• _Aim of the task_: Report all lines holding "Hebrew".

═══ Dataset records ═══

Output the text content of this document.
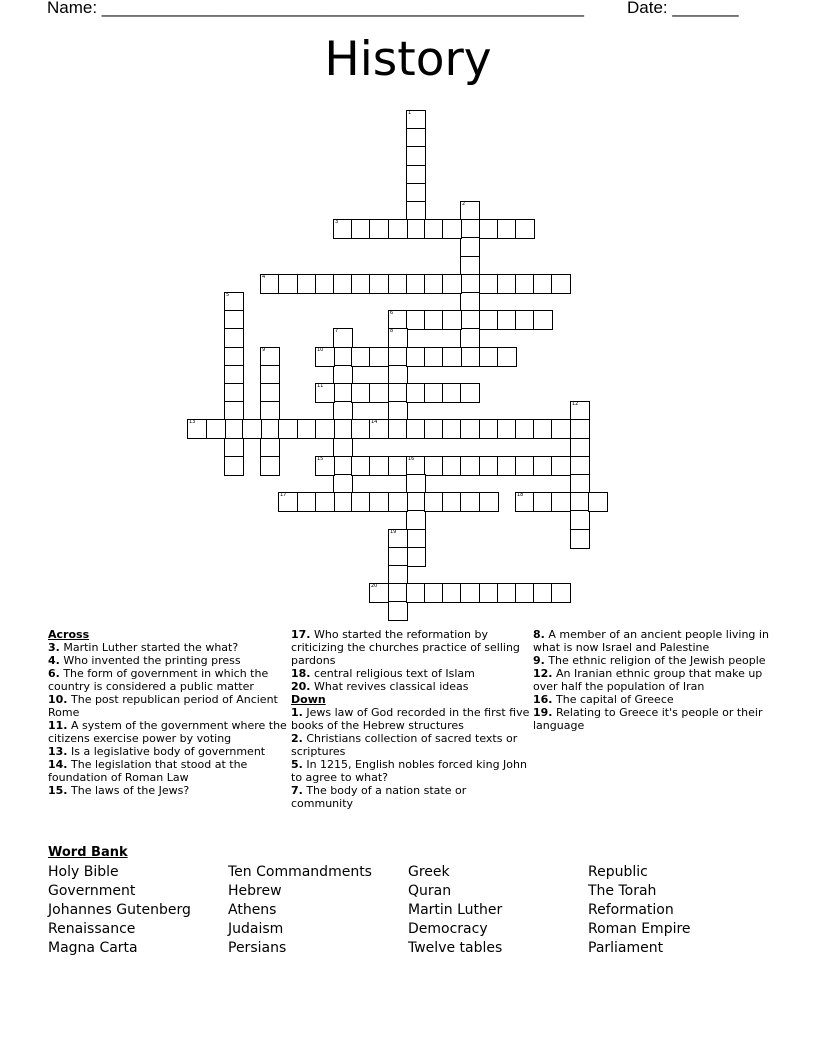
Name: ___________________________________________________	Date: _______
History
1
2
3
4
5
6
7	8
9	10
11
12
13	14
15	16
17	18
19
20
Across
3. Martin Luther started the what?
4. Who invented the printing press
6. The form of government in which the country is considered a public matter
10. The post republican period of Ancient Rome
11. A system of the government where the citizens exercise power by voting
13. Is a legislative body of government
14. The legislation that stood at the foundation of Roman Law
15. The laws of the Jews?
17. Who started the reformation by criticizing the churches practice of selling pardons
18. central religious text of Islam
20. What revives classical ideas
Down
1. Jews law of God recorded in the first five books of the Hebrew structures
2. Christians collection of sacred texts or scriptures
5. In 1215, English nobles forced king John to agree to what?
7. The body of a nation state or community
8. A member of an ancient people living in what is now Israel and Palestine
9. The ethnic religion of the Jewish people
12. An Iranian ethnic group that make up over half the population of Iran
16. The capital of Greece
19. Relating to Greece it's people or their language
Word Bank
Holy Bible
Government
Johannes Gutenberg
Renaissance
Magna Carta
Ten Commandments
Hebrew
Athens
Judaism
Persians
Greek
Quran
Martin Luther
Democracy
Twelve tables
Republic
The Torah
Reformation
Roman Empire
Parliament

═══

• _Reply to the exercise_:
1. Jews law of God recorded in the first five books of the Hebrew structures
Hebrew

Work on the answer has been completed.